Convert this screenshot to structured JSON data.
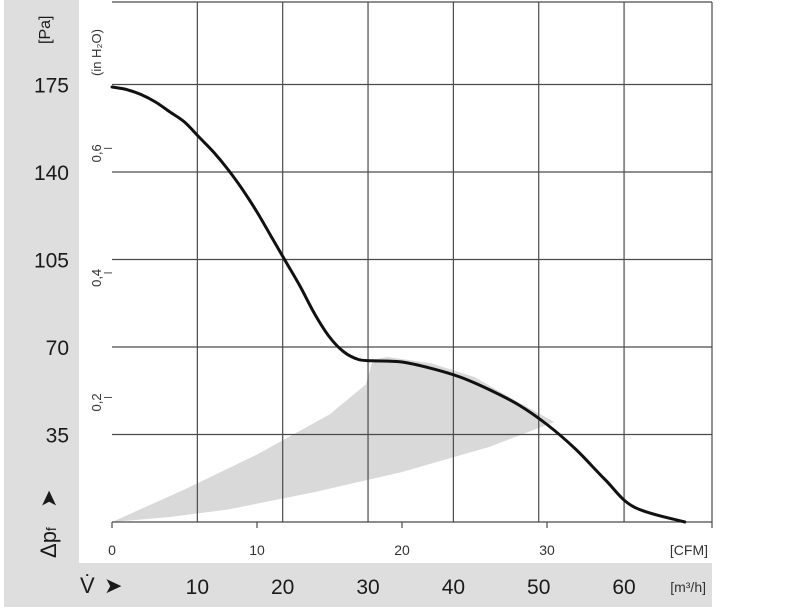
{
  "chart_data": {
    "type": "line",
    "pa_axis": {
      "unit": "[Pa]",
      "ticks": [
        35,
        70,
        105,
        140,
        175
      ],
      "range": [
        0,
        210
      ]
    },
    "inh2o_axis": {
      "unit": "(in H₂O)",
      "ticks": [
        "0,2",
        "0,4",
        "0,6"
      ],
      "tick_values": [
        0.2,
        0.4,
        0.6
      ]
    },
    "cfm_axis": {
      "unit": "[CFM]",
      "ticks": [
        0,
        10,
        20,
        30
      ],
      "range": [
        0,
        41
      ]
    },
    "m3h_axis": {
      "unit": "[m³/h]",
      "ticks": [
        10,
        20,
        30,
        40,
        50,
        60
      ]
    },
    "symbols": {
      "pressure": "Δpf",
      "flow": "V̇"
    },
    "series": [
      {
        "points": [
          [
            0,
            174
          ],
          [
            1,
            173
          ],
          [
            2,
            171
          ],
          [
            3,
            168
          ],
          [
            4,
            164
          ],
          [
            5,
            160
          ],
          [
            6,
            154
          ],
          [
            7,
            148
          ],
          [
            8,
            141
          ],
          [
            9,
            133
          ],
          [
            10,
            124
          ],
          [
            11,
            114
          ],
          [
            12,
            104
          ],
          [
            13,
            94
          ],
          [
            14,
            83
          ],
          [
            15,
            74
          ],
          [
            16,
            68
          ],
          [
            17,
            65
          ],
          [
            18,
            64.5
          ],
          [
            20,
            64
          ],
          [
            22,
            61.5
          ],
          [
            24,
            58
          ],
          [
            26,
            53
          ],
          [
            28,
            47
          ],
          [
            30,
            39
          ],
          [
            32,
            29
          ],
          [
            34,
            17
          ],
          [
            36,
            6
          ],
          [
            39.5,
            0
          ]
        ]
      }
    ],
    "operating_zone": {
      "polygon": [
        [
          0,
          0
        ],
        [
          5,
          13
        ],
        [
          10,
          27
        ],
        [
          15,
          43
        ],
        [
          17.5,
          55
        ],
        [
          18,
          65
        ],
        [
          19,
          66
        ],
        [
          22,
          63.5
        ],
        [
          25,
          58
        ],
        [
          28,
          48
        ],
        [
          30.5,
          40
        ],
        [
          26,
          30
        ],
        [
          20,
          20
        ],
        [
          14,
          12
        ],
        [
          8,
          5
        ],
        [
          4,
          2
        ],
        [
          2,
          1
        ]
      ],
      "color": "#d9d9d9"
    },
    "colors": {
      "line": "#111111",
      "grid": "#4a4a4a",
      "band": "#dedede"
    }
  }
}
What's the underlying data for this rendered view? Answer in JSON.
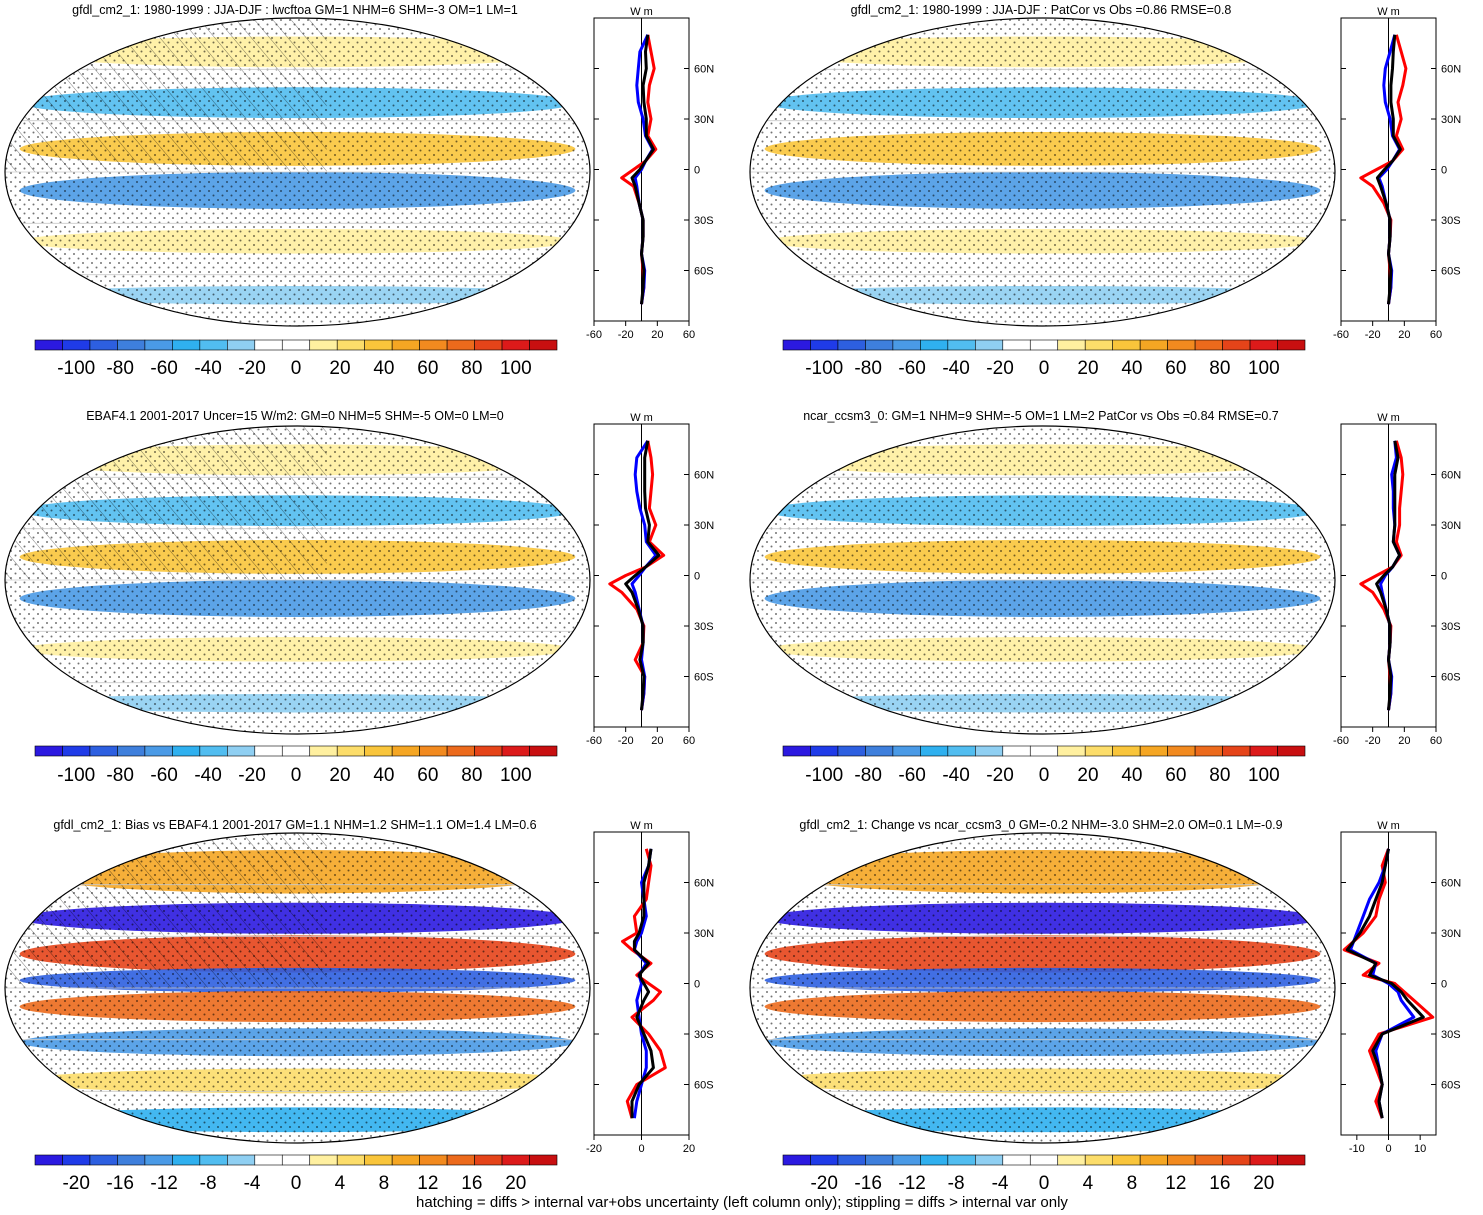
{
  "footer": "hatching = diffs > internal var+obs uncertainty (left column only); stippling = diffs > internal var only",
  "colorbar_colors": [
    "#2b19e0",
    "#1f3be8",
    "#2d5fe0",
    "#3e7fdc",
    "#4a9ae6",
    "#2fb0ef",
    "#51bdf0",
    "#8fcff2",
    "#ffffff",
    "#ffffff",
    "#fff0a0",
    "#fcdd6a",
    "#f9c53b",
    "#f5a623",
    "#f28a1f",
    "#ec6a1c",
    "#e54419",
    "#dc1a1a",
    "#c80f10"
  ],
  "colors": {
    "red": "#ff0000",
    "blue": "#0000ff",
    "black": "#000000"
  },
  "chart_data": [
    {
      "type": "heatmap",
      "title": "gfdl_cm2_1: 1980-1999 : JJA-DJF : lwcftoa GM=1 NHM=6 SHM=-3 OM=1 LM=1",
      "colorbar_ticks": [
        "-100",
        "-80",
        "-60",
        "-40",
        "-20",
        "0",
        "20",
        "40",
        "60",
        "80",
        "100"
      ],
      "profile": {
        "type": "line",
        "xlim": [
          -60,
          60
        ],
        "xticks": [
          "-60",
          "-20",
          "20",
          "60"
        ],
        "yticks": [
          "60N",
          "30N",
          "0",
          "30S",
          "60S"
        ],
        "units": "W m",
        "series": [
          {
            "color": "#ff0000",
            "lat": [
              80,
              70,
              60,
              50,
              40,
              30,
              20,
              12,
              5,
              0,
              -5,
              -10,
              -20,
              -30,
              -40,
              -50,
              -60,
              -70,
              -80
            ],
            "values": [
              8,
              12,
              16,
              10,
              8,
              12,
              8,
              18,
              5,
              -10,
              -25,
              -10,
              -3,
              2,
              2,
              0,
              2,
              3,
              0
            ]
          },
          {
            "color": "#0000ff",
            "lat": [
              80,
              70,
              60,
              50,
              40,
              30,
              20,
              12,
              5,
              0,
              -5,
              -10,
              -20,
              -30,
              -40,
              -50,
              -60,
              -70,
              -80
            ],
            "values": [
              8,
              -2,
              -4,
              -6,
              -4,
              2,
              5,
              14,
              5,
              0,
              -8,
              -6,
              -3,
              2,
              2,
              0,
              4,
              3,
              0
            ]
          },
          {
            "color": "#000000",
            "lat": [
              80,
              70,
              60,
              50,
              40,
              30,
              20,
              12,
              5,
              0,
              -5,
              -10,
              -20,
              -30,
              -40,
              -50,
              -60,
              -70,
              -80
            ],
            "values": [
              8,
              5,
              6,
              2,
              3,
              6,
              6,
              15,
              5,
              -2,
              -12,
              -8,
              -3,
              2,
              2,
              0,
              3,
              2,
              0
            ]
          }
        ]
      }
    },
    {
      "type": "heatmap",
      "title": "gfdl_cm2_1: 1980-1999 : JJA-DJF : PatCor vs Obs =0.86 RMSE=0.8",
      "colorbar_ticks": [
        "-100",
        "-80",
        "-60",
        "-40",
        "-20",
        "0",
        "20",
        "40",
        "60",
        "80",
        "100"
      ],
      "profile": {
        "type": "line",
        "xlim": [
          -60,
          60
        ],
        "xticks": [
          "-60",
          "-20",
          "20",
          "60"
        ],
        "yticks": [
          "60N",
          "30N",
          "0",
          "30S",
          "60S"
        ],
        "units": "W m",
        "series": [
          {
            "color": "#ff0000",
            "lat": [
              80,
              70,
              60,
              50,
              40,
              30,
              20,
              12,
              5,
              0,
              -5,
              -10,
              -20,
              -30,
              -40,
              -50,
              -60,
              -70,
              -80
            ],
            "values": [
              10,
              16,
              22,
              18,
              12,
              16,
              10,
              18,
              5,
              -15,
              -35,
              -20,
              -6,
              3,
              2,
              0,
              2,
              3,
              0
            ]
          },
          {
            "color": "#0000ff",
            "lat": [
              80,
              70,
              60,
              50,
              40,
              30,
              20,
              12,
              5,
              0,
              -5,
              -10,
              -20,
              -30,
              -40,
              -50,
              -60,
              -70,
              -80
            ],
            "values": [
              8,
              2,
              -4,
              -6,
              -4,
              2,
              5,
              14,
              5,
              -2,
              -12,
              -8,
              -3,
              2,
              2,
              0,
              4,
              3,
              0
            ]
          },
          {
            "color": "#000000",
            "lat": [
              80,
              70,
              60,
              50,
              40,
              30,
              20,
              12,
              5,
              0,
              -5,
              -10,
              -20,
              -30,
              -40,
              -50,
              -60,
              -70,
              -80
            ],
            "values": [
              8,
              6,
              5,
              3,
              3,
              6,
              6,
              15,
              5,
              -5,
              -14,
              -10,
              -3,
              2,
              2,
              0,
              3,
              2,
              0
            ]
          }
        ]
      }
    },
    {
      "type": "heatmap",
      "title": "EBAF4.1 2001-2017 Uncer=15 W/m2: GM=0 NHM=5 SHM=-5 OM=0 LM=0",
      "colorbar_ticks": [
        "-100",
        "-80",
        "-60",
        "-40",
        "-20",
        "0",
        "20",
        "40",
        "60",
        "80",
        "100"
      ],
      "profile": {
        "type": "line",
        "xlim": [
          -60,
          60
        ],
        "xticks": [
          "-60",
          "-20",
          "20",
          "60"
        ],
        "yticks": [
          "60N",
          "30N",
          "0",
          "30S",
          "60S"
        ],
        "units": "W m",
        "series": [
          {
            "color": "#ff0000",
            "lat": [
              80,
              70,
              60,
              50,
              40,
              30,
              20,
              12,
              5,
              0,
              -5,
              -10,
              -20,
              -30,
              -40,
              -50,
              -60,
              -70,
              -80
            ],
            "values": [
              8,
              12,
              14,
              12,
              10,
              18,
              10,
              28,
              5,
              -20,
              -40,
              -25,
              -6,
              3,
              2,
              -8,
              4,
              3,
              0
            ]
          },
          {
            "color": "#0000ff",
            "lat": [
              80,
              70,
              60,
              50,
              40,
              30,
              20,
              12,
              5,
              0,
              -5,
              -10,
              -20,
              -30,
              -40,
              -50,
              -60,
              -70,
              -80
            ],
            "values": [
              8,
              -6,
              -8,
              -6,
              -2,
              4,
              6,
              18,
              5,
              -3,
              -12,
              -8,
              -3,
              2,
              2,
              0,
              4,
              3,
              0
            ]
          },
          {
            "color": "#000000",
            "lat": [
              80,
              70,
              60,
              50,
              40,
              30,
              20,
              12,
              5,
              0,
              -5,
              -10,
              -20,
              -30,
              -40,
              -50,
              -60,
              -70,
              -80
            ],
            "values": [
              8,
              4,
              4,
              4,
              5,
              10,
              8,
              22,
              5,
              -8,
              -20,
              -12,
              -4,
              2,
              2,
              -2,
              3,
              2,
              0
            ]
          }
        ]
      }
    },
    {
      "type": "heatmap",
      "title": "ncar_ccsm3_0: GM=1 NHM=9 SHM=-5 OM=1 LM=2 PatCor vs Obs =0.84 RMSE=0.7",
      "colorbar_ticks": [
        "-100",
        "-80",
        "-60",
        "-40",
        "-20",
        "0",
        "20",
        "40",
        "60",
        "80",
        "100"
      ],
      "profile": {
        "type": "line",
        "xlim": [
          -60,
          60
        ],
        "xticks": [
          "-60",
          "-20",
          "20",
          "60"
        ],
        "yticks": [
          "60N",
          "30N",
          "0",
          "30S",
          "60S"
        ],
        "units": "W m",
        "series": [
          {
            "color": "#ff0000",
            "lat": [
              80,
              70,
              60,
              50,
              40,
              30,
              20,
              12,
              5,
              0,
              -5,
              -10,
              -20,
              -30,
              -40,
              -50,
              -60,
              -70,
              -80
            ],
            "values": [
              10,
              16,
              18,
              16,
              14,
              14,
              10,
              16,
              5,
              -15,
              -35,
              -20,
              -6,
              3,
              2,
              0,
              2,
              3,
              0
            ]
          },
          {
            "color": "#0000ff",
            "lat": [
              80,
              70,
              60,
              50,
              40,
              30,
              20,
              12,
              5,
              0,
              -5,
              -10,
              -20,
              -30,
              -40,
              -50,
              -60,
              -70,
              -80
            ],
            "values": [
              8,
              10,
              4,
              6,
              6,
              8,
              6,
              14,
              5,
              -4,
              -10,
              -8,
              -3,
              2,
              2,
              0,
              4,
              3,
              0
            ]
          },
          {
            "color": "#000000",
            "lat": [
              80,
              70,
              60,
              50,
              40,
              30,
              20,
              12,
              5,
              0,
              -5,
              -10,
              -20,
              -30,
              -40,
              -50,
              -60,
              -70,
              -80
            ],
            "values": [
              8,
              12,
              8,
              8,
              8,
              8,
              6,
              14,
              5,
              -6,
              -15,
              -10,
              -3,
              2,
              2,
              0,
              3,
              2,
              0
            ]
          }
        ]
      }
    },
    {
      "type": "heatmap",
      "title": "gfdl_cm2_1: Bias vs EBAF4.1 2001-2017 GM=1.1 NHM=1.2 SHM=1.1 OM=1.4 LM=0.6",
      "colorbar_ticks": [
        "-20",
        "-16",
        "-12",
        "-8",
        "-4",
        "0",
        "4",
        "8",
        "12",
        "16",
        "20"
      ],
      "profile": {
        "type": "line",
        "xlim": [
          -20,
          20
        ],
        "xticks": [
          "-20",
          "0",
          "20"
        ],
        "yticks": [
          "60N",
          "30N",
          "0",
          "30S",
          "60S"
        ],
        "units": "W m",
        "series": [
          {
            "color": "#ff0000",
            "lat": [
              80,
              70,
              60,
              50,
              40,
              30,
              25,
              20,
              12,
              5,
              0,
              -5,
              -10,
              -20,
              -30,
              -40,
              -50,
              -60,
              -70,
              -80
            ],
            "values": [
              2,
              4,
              3,
              2,
              -3,
              -2,
              -8,
              -4,
              4,
              -2,
              3,
              8,
              5,
              -4,
              3,
              8,
              10,
              -2,
              -6,
              -4
            ]
          },
          {
            "color": "#0000ff",
            "lat": [
              80,
              70,
              60,
              50,
              40,
              30,
              25,
              20,
              12,
              5,
              0,
              -5,
              -10,
              -20,
              -30,
              -40,
              -50,
              -60,
              -70,
              -80
            ],
            "values": [
              4,
              3,
              0,
              1,
              2,
              0,
              -2,
              -3,
              2,
              -1,
              0,
              -1,
              -2,
              -1,
              0,
              2,
              2,
              0,
              -2,
              -3
            ]
          },
          {
            "color": "#000000",
            "lat": [
              80,
              70,
              60,
              50,
              40,
              30,
              25,
              20,
              12,
              5,
              0,
              -5,
              -10,
              -20,
              -30,
              -40,
              -50,
              -60,
              -70,
              -80
            ],
            "values": [
              4,
              3,
              1,
              1,
              1,
              -1,
              -3,
              -3,
              3,
              -1,
              1,
              3,
              1,
              -2,
              1,
              4,
              5,
              -1,
              -4,
              -4
            ]
          }
        ]
      }
    },
    {
      "type": "heatmap",
      "title": "gfdl_cm2_1: Change vs ncar_ccsm3_0 GM=-0.2 NHM=-3.0 SHM=2.0 OM=0.1 LM=-0.9",
      "colorbar_ticks": [
        "-20",
        "-16",
        "-12",
        "-8",
        "-4",
        "0",
        "4",
        "8",
        "12",
        "16",
        "20"
      ],
      "profile": {
        "type": "line",
        "xlim": [
          -15,
          15
        ],
        "xticks": [
          "-10",
          "0",
          "10"
        ],
        "yticks": [
          "60N",
          "30N",
          "0",
          "30S",
          "60S"
        ],
        "units": "W m",
        "series": [
          {
            "color": "#ff0000",
            "lat": [
              80,
              70,
              60,
              50,
              40,
              30,
              20,
              12,
              5,
              0,
              -5,
              -10,
              -20,
              -30,
              -40,
              -50,
              -60,
              -70,
              -80
            ],
            "values": [
              0,
              -2,
              -1,
              -3,
              -4,
              -8,
              -14,
              -3,
              -8,
              2,
              5,
              8,
              14,
              -3,
              -6,
              -4,
              -2,
              -4,
              -2
            ]
          },
          {
            "color": "#0000ff",
            "lat": [
              80,
              70,
              60,
              50,
              40,
              30,
              20,
              12,
              5,
              0,
              -5,
              -10,
              -20,
              -30,
              -40,
              -50,
              -60,
              -70,
              -80
            ],
            "values": [
              0,
              -1,
              -3,
              -6,
              -8,
              -10,
              -12,
              -4,
              -5,
              0,
              3,
              4,
              8,
              -2,
              -4,
              -3,
              -2,
              -3,
              -2
            ]
          },
          {
            "color": "#000000",
            "lat": [
              80,
              70,
              60,
              50,
              40,
              30,
              20,
              12,
              5,
              0,
              -5,
              -10,
              -20,
              -30,
              -40,
              -50,
              -60,
              -70,
              -80
            ],
            "values": [
              0,
              -1,
              -2,
              -4,
              -6,
              -9,
              -13,
              -4,
              -6,
              1,
              4,
              6,
              11,
              -2,
              -5,
              -3,
              -2,
              -3,
              -2
            ]
          }
        ]
      }
    }
  ]
}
^^^^^^^^^^^^^^^^
WHAT YOU HAVE TO DO – Your task is to collect every line above that contains the word "PatCor".

SOLVED PROBLEM –
      "title": "gfdl_cm2_1: 1980-1999 : JJA-DJF : PatCor vs Obs =0.86 RMSE=0.8",
      "title": "ncar_ccsm3_0: GM=1 NHM=9 SHM=-5 OM=1 LM=2 PatCor vs Obs =0.84 RMSE=0.7",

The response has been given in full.